### Task to carry out
Extract every line below that contains the word "this".

### Dataset content
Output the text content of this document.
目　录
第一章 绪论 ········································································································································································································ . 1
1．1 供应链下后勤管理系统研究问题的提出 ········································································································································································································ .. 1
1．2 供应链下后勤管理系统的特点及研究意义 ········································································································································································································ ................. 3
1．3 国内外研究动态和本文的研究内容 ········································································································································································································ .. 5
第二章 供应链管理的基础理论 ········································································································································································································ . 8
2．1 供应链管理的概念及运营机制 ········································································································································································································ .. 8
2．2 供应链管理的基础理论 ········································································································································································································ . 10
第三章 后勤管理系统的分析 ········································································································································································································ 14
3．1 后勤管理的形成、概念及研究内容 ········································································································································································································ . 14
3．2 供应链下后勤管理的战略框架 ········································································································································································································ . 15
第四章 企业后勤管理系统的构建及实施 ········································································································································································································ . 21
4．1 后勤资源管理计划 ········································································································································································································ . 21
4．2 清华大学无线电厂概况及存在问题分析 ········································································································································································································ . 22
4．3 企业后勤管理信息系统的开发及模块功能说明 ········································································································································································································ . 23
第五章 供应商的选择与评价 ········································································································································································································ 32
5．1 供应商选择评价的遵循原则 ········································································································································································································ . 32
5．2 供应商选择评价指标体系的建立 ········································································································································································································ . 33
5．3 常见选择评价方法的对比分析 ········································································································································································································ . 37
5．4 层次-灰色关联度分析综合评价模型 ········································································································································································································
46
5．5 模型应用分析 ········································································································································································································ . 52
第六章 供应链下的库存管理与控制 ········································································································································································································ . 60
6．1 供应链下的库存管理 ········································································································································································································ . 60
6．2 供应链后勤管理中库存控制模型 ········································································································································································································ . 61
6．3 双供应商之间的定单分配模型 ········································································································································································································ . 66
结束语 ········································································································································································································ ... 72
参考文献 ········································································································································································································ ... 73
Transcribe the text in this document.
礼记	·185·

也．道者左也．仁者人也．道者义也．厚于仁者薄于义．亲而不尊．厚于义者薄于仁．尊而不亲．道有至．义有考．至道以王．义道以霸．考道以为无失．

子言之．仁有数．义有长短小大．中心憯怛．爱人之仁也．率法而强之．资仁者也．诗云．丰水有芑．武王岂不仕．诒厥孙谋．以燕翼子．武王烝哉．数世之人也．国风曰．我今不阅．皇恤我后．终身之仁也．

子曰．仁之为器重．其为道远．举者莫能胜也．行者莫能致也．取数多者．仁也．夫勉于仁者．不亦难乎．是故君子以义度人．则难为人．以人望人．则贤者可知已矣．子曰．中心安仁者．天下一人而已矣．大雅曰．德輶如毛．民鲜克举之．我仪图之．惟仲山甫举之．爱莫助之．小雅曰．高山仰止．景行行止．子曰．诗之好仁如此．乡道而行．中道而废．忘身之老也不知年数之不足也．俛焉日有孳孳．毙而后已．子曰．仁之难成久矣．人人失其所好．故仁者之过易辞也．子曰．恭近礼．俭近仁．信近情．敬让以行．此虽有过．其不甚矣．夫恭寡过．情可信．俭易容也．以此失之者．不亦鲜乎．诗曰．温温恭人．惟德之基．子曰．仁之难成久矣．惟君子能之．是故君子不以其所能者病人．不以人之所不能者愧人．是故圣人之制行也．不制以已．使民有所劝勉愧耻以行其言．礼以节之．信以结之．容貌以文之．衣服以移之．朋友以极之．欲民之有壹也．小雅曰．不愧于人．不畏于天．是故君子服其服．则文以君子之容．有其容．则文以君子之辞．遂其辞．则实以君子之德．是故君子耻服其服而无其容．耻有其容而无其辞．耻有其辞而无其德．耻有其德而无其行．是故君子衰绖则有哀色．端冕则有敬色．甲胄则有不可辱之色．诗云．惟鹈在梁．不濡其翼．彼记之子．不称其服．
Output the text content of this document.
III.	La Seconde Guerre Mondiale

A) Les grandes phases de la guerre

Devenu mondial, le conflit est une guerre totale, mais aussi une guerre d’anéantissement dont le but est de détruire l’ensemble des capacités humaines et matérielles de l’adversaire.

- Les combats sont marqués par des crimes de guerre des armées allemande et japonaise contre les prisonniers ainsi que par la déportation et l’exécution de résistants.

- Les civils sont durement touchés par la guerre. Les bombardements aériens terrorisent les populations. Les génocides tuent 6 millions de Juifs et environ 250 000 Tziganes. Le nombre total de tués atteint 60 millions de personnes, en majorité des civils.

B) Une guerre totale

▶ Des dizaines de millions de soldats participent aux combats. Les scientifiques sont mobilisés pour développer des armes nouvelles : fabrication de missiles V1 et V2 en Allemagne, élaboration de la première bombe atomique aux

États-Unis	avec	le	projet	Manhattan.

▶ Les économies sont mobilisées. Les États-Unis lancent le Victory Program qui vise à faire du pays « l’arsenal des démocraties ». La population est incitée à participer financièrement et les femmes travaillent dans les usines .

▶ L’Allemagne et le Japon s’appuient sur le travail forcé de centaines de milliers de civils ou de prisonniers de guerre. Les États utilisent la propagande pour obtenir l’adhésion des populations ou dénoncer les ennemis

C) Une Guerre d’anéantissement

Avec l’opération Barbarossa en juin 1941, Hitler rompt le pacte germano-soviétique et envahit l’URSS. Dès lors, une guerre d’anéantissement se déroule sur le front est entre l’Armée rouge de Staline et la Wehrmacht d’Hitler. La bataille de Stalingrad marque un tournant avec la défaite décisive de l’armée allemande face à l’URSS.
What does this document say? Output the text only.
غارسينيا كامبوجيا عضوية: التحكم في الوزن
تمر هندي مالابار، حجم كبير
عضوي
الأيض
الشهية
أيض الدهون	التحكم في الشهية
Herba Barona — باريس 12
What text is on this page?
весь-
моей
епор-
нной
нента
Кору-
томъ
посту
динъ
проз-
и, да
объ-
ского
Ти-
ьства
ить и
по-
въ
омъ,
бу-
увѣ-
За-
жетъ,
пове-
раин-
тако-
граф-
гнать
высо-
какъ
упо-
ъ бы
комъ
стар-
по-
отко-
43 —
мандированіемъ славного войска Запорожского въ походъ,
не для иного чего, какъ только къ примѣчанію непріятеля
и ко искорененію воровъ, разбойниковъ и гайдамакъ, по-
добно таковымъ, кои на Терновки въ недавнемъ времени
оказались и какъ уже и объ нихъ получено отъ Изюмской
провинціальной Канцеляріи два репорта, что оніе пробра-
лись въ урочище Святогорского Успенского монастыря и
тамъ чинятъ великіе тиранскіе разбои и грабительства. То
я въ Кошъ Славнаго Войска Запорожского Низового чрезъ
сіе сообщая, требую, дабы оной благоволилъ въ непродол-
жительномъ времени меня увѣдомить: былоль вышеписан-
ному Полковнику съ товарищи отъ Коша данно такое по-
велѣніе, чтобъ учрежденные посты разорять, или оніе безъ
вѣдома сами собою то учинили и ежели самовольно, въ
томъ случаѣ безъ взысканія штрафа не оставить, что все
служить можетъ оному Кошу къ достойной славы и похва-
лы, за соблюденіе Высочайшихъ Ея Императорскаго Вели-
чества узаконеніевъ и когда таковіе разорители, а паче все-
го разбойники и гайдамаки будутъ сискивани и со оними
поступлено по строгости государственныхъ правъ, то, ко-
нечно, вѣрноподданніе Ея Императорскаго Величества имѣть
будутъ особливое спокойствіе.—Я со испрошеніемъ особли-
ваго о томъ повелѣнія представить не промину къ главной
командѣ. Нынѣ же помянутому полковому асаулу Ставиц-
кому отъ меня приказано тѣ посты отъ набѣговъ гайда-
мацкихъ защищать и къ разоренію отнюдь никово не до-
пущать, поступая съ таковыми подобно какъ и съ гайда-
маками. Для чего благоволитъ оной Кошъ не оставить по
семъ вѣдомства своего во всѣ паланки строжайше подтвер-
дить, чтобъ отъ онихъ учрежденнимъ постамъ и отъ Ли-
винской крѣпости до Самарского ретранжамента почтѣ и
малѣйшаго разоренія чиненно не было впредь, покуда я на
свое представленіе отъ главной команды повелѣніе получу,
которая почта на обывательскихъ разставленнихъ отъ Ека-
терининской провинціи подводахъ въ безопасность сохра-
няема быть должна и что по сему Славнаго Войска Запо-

### The output
Output the text content of this document.
Transcribe the text in this document.
Output the text content of this document.
What does this document say? Output the text only.
What text is on this page?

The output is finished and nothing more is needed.